Locate each line in the records containing "document". Copy it.

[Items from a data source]
#####

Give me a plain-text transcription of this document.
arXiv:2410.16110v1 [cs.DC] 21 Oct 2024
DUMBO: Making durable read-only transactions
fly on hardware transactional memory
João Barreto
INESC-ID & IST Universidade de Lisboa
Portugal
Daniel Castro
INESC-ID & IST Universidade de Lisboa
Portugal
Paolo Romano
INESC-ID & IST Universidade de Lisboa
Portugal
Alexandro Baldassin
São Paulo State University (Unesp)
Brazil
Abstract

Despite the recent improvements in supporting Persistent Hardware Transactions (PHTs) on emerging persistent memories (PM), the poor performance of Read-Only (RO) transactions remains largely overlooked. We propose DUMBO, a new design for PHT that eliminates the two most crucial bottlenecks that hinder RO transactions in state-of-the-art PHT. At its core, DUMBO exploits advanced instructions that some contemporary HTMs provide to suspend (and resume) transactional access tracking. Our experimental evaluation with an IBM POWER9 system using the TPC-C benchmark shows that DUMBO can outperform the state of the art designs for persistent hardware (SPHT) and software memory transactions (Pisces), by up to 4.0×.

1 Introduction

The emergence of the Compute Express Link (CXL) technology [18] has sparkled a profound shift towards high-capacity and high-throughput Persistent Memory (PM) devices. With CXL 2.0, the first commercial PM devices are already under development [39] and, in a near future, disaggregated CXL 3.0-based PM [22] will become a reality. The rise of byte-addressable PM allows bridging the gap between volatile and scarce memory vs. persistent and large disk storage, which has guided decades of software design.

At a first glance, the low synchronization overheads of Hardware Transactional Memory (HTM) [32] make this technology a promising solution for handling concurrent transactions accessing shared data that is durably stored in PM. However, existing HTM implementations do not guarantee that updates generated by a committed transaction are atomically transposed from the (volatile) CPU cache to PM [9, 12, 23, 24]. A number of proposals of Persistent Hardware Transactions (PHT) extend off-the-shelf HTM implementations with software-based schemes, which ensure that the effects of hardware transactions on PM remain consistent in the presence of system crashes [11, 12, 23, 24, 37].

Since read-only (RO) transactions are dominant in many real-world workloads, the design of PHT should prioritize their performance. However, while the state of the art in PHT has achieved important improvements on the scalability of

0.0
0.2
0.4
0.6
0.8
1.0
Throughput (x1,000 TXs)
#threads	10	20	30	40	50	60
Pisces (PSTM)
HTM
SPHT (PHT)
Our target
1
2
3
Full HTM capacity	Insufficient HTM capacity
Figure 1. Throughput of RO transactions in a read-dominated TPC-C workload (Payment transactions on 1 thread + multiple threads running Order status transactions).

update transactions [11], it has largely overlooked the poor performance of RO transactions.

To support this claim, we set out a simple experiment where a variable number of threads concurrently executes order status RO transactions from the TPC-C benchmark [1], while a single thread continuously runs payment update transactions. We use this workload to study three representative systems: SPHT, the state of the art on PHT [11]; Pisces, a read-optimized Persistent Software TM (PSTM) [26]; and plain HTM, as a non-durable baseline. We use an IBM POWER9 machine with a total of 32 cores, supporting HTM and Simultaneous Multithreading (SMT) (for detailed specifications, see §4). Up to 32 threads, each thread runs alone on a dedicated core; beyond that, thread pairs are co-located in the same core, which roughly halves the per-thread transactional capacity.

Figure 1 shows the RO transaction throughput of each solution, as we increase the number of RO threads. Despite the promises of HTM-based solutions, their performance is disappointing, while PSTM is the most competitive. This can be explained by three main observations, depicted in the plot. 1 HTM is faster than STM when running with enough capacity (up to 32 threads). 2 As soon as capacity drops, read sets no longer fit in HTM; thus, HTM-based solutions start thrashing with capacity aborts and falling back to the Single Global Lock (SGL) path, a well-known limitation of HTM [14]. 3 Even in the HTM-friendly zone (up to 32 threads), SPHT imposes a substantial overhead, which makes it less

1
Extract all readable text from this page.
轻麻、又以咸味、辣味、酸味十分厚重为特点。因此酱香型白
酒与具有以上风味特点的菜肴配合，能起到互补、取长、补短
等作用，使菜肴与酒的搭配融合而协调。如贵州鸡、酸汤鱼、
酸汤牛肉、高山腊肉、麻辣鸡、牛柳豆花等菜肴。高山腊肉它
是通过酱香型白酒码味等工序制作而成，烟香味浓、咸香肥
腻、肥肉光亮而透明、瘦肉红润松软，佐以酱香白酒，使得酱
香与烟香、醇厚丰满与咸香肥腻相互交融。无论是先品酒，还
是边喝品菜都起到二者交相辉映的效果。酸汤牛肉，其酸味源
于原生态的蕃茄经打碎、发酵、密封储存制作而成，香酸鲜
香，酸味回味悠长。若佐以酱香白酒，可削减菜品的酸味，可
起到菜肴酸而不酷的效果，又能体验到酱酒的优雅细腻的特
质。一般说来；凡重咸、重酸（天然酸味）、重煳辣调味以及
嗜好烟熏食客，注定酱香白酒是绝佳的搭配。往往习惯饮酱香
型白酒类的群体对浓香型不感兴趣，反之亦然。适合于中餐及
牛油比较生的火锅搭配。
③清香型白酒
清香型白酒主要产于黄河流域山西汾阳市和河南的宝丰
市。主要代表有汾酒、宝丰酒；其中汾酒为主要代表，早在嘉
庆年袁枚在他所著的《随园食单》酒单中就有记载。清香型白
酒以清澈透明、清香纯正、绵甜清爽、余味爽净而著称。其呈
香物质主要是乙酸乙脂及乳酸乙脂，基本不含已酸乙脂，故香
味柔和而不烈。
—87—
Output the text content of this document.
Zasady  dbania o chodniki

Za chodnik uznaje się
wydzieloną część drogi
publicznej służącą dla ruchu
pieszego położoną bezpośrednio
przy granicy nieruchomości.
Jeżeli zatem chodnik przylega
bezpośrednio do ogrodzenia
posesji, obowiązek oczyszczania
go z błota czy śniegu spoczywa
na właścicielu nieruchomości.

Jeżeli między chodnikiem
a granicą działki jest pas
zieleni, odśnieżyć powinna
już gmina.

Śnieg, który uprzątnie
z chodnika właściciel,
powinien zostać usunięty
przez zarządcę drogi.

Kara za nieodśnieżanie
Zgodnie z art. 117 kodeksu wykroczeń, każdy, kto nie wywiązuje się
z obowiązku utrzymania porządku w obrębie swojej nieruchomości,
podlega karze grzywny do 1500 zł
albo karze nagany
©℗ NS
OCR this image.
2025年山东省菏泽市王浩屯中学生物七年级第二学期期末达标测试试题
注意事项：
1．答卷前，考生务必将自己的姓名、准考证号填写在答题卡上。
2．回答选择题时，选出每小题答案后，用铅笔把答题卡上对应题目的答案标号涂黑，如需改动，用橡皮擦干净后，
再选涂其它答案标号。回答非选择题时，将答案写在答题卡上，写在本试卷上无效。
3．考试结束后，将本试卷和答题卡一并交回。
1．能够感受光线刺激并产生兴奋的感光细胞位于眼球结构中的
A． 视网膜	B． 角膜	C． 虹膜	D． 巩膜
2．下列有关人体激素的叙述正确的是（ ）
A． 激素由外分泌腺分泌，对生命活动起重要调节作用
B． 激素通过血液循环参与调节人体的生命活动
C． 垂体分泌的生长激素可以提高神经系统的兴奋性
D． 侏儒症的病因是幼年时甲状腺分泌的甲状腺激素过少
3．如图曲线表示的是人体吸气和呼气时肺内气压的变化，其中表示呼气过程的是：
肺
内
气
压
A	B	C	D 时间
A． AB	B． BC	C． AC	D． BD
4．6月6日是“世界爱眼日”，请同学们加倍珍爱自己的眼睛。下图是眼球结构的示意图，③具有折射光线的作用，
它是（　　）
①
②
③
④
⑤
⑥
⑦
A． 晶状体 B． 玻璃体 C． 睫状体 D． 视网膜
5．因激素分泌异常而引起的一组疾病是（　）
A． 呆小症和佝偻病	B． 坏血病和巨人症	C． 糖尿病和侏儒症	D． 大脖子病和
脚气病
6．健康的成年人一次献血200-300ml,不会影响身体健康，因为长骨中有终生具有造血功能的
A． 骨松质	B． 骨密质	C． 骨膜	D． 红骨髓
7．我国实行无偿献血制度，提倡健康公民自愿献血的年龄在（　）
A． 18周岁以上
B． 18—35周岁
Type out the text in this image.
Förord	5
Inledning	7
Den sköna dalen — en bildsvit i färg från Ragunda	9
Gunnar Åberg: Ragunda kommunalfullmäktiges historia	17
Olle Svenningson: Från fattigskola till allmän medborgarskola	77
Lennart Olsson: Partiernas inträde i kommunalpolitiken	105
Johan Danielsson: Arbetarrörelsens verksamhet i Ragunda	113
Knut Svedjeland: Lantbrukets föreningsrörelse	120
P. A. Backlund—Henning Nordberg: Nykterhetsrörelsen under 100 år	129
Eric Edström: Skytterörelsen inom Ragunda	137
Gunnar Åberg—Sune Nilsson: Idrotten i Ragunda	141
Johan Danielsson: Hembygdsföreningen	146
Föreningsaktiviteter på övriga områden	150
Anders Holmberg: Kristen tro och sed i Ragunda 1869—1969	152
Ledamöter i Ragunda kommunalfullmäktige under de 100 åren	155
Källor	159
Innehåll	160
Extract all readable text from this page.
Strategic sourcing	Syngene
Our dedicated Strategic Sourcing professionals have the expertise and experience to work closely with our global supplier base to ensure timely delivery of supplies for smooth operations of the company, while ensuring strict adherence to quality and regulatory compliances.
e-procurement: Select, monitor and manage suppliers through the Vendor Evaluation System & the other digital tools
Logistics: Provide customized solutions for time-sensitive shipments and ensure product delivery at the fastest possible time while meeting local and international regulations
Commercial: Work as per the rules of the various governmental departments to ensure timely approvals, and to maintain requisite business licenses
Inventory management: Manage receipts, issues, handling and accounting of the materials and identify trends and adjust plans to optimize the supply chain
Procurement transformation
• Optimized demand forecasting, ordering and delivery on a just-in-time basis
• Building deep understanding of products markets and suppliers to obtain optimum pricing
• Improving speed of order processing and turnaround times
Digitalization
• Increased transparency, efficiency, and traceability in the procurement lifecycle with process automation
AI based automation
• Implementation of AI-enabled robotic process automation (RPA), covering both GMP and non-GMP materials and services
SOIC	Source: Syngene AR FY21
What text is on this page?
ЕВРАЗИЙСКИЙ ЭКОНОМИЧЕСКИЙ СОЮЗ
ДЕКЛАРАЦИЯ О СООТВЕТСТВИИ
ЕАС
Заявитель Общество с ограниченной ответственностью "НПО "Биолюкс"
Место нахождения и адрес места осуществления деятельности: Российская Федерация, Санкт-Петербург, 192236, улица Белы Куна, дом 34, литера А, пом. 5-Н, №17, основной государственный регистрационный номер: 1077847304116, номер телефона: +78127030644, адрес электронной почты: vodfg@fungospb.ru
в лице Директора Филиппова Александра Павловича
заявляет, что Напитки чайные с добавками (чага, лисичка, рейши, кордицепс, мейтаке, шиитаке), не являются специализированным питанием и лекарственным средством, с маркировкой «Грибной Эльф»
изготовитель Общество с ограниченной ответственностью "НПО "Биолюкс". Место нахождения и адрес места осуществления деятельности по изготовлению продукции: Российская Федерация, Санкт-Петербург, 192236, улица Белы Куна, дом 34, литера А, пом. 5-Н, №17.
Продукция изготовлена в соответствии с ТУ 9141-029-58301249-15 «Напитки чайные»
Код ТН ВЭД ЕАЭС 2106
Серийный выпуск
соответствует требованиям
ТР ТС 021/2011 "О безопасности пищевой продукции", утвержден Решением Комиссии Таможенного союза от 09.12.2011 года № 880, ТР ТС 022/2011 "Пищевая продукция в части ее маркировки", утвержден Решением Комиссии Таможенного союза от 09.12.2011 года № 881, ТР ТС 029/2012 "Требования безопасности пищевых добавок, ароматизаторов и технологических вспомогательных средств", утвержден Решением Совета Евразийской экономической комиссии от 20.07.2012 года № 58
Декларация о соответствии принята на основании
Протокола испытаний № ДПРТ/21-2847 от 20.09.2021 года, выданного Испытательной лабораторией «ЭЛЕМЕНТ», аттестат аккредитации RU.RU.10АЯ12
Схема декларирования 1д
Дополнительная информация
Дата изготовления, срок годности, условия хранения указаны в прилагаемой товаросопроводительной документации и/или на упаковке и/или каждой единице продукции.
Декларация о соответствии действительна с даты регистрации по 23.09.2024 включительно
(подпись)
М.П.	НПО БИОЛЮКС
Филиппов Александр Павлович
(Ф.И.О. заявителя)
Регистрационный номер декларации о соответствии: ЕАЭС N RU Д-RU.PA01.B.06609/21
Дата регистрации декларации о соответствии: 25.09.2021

#####

• **Solution to the exercise**:
Give me a plain-text transcription of this document.
Output the text content of this document.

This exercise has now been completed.